Set task »
Look for "this" in each line of the entries, and return the matching lines.

[Figure record extracts]
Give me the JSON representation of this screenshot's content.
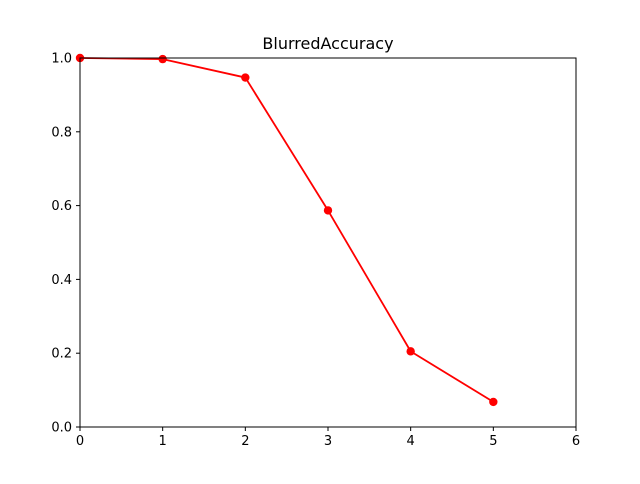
{
  "chart_data": {
    "type": "line",
    "title": "BlurredAccuracy",
    "xlabel": "",
    "ylabel": "",
    "xlim": [
      0,
      6
    ],
    "ylim": [
      0,
      1.0
    ],
    "x_ticks": [
      "0",
      "1",
      "2",
      "3",
      "4",
      "5",
      "6"
    ],
    "y_ticks": [
      "0.0",
      "0.2",
      "0.4",
      "0.6",
      "0.8",
      "1.0"
    ],
    "grid": false,
    "legend": "none",
    "series": [
      {
        "color": "#ff0000",
        "marker": "circle",
        "x": [
          0,
          1,
          2,
          3,
          4,
          5
        ],
        "y": [
          1.0,
          0.997,
          0.947,
          0.587,
          0.205,
          0.068
        ]
      }
    ]
  }
}
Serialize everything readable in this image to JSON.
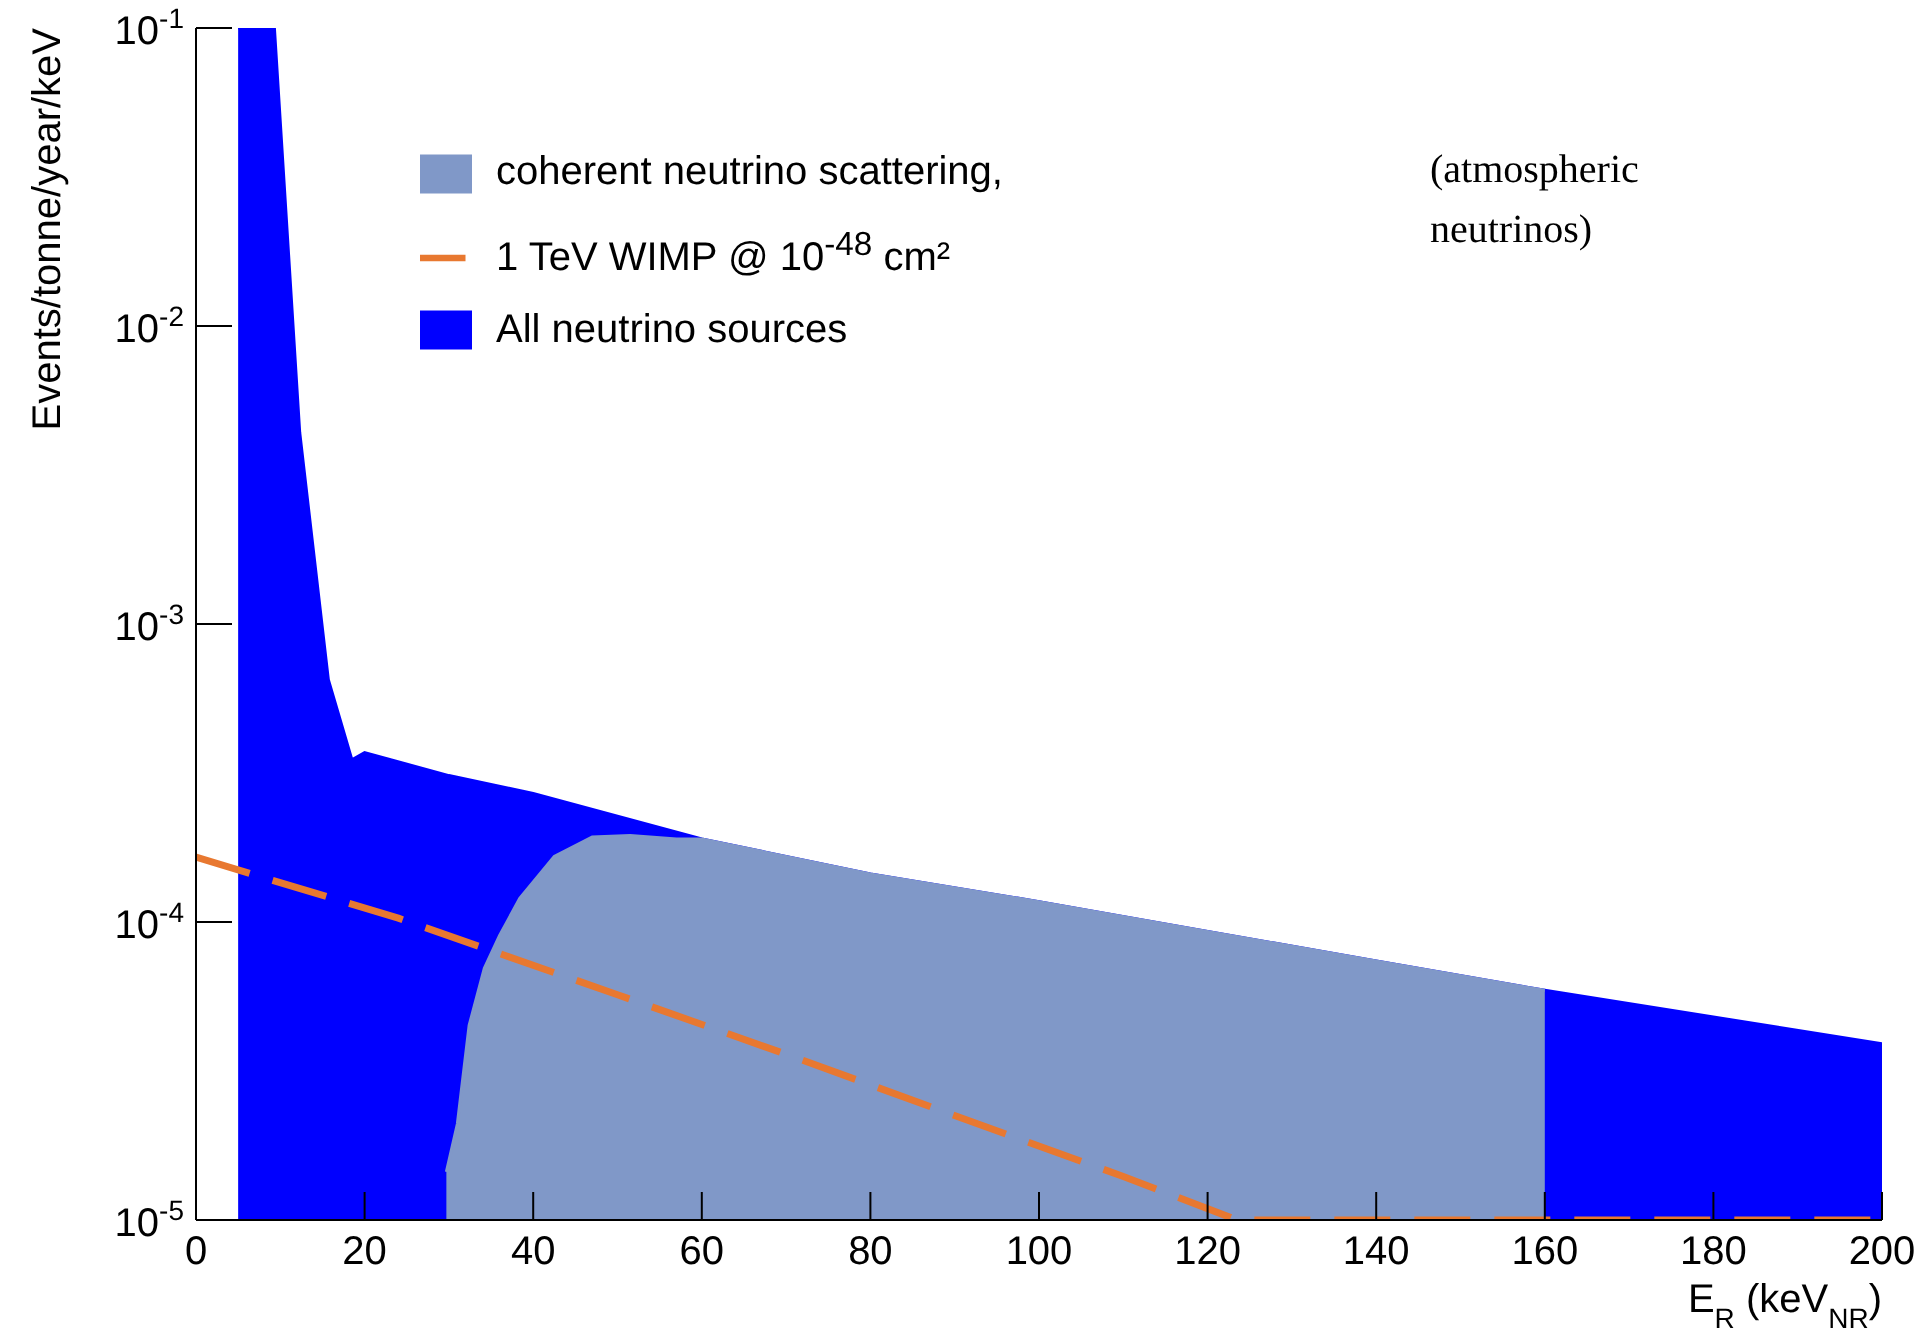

The output »
Give me the JSON representation of this screenshot's content.
Serialize everything readable in this image to JSON.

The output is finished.